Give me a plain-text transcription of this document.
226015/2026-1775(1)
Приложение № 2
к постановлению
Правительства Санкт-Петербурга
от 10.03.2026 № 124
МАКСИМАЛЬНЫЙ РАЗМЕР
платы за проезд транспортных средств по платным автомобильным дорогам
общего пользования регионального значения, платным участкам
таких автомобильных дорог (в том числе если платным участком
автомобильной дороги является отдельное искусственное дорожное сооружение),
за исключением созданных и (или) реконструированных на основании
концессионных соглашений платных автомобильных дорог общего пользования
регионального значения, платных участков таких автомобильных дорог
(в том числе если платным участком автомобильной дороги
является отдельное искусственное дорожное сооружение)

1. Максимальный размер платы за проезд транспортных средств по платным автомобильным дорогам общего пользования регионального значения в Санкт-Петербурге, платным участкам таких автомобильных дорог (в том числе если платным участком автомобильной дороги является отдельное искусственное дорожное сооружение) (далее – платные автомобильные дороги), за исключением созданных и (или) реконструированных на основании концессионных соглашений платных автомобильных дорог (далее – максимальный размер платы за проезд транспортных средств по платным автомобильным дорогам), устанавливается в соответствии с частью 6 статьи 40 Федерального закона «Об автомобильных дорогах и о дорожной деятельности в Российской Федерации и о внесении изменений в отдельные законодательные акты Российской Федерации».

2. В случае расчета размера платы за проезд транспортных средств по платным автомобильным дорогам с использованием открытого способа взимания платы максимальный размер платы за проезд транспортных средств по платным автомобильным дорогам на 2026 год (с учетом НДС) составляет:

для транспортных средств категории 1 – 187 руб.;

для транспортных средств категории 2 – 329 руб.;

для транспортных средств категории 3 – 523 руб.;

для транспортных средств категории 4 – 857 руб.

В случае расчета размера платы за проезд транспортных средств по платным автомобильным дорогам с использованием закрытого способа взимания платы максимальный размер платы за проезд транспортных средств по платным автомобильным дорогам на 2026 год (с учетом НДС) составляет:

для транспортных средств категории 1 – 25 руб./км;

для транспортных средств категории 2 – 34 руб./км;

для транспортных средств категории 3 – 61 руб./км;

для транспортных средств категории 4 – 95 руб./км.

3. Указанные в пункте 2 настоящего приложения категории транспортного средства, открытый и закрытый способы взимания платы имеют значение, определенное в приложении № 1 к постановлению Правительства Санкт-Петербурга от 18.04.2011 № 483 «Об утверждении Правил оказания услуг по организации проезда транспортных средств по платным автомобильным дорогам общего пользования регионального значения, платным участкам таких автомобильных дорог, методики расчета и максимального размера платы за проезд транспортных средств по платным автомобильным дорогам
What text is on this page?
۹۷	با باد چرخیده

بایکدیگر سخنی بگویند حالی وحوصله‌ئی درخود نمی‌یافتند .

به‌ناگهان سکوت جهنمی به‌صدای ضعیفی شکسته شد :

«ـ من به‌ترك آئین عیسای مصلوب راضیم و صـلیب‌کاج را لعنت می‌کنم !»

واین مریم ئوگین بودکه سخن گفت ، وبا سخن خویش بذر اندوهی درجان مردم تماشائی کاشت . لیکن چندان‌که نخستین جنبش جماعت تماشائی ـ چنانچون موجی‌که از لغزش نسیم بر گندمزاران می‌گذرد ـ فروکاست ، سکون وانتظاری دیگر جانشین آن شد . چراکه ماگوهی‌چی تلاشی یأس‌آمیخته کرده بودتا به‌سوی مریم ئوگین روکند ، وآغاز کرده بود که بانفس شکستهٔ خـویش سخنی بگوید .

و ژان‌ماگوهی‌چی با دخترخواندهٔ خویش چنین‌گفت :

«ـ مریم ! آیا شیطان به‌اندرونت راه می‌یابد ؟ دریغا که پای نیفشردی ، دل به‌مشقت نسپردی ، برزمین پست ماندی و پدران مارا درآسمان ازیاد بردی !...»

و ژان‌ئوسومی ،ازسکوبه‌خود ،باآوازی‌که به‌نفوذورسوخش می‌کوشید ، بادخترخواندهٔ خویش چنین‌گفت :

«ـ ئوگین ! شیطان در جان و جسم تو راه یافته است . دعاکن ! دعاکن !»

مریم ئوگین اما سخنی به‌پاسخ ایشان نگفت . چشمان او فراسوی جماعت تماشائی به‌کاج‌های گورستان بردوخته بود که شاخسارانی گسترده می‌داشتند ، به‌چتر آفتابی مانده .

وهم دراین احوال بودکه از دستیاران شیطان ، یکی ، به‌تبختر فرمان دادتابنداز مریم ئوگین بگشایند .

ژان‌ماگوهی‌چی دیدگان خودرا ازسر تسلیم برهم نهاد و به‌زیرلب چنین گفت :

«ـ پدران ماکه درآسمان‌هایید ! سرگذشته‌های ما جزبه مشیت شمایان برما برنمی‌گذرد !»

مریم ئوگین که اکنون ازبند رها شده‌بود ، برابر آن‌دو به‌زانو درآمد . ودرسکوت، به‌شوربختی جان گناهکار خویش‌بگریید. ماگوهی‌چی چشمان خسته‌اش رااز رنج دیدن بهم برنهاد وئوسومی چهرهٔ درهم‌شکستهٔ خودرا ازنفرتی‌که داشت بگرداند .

----------------------------------------

THE REQUEST: Reproduce every line of the listing above in which the string "شیطان" appears.

FULL RESPONSE:
«ـ مریم ! آیا شیطان به‌اندرونت راه می‌یابد ؟ دریغا که پای نیفشردی ، دل به‌مشقت نسپردی ، برزمین پست ماندی و پدران مارا درآسمان ازیاد بردی !...»
«ـ ئوگین ! شیطان در جان و جسم تو راه یافته است . دعاکن ! دعاکن !»
وهم دراین احوال بودکه از دستیاران شیطان ، یکی ، به‌تبختر فرمان دادتابنداز مریم ئوگین بگشایند .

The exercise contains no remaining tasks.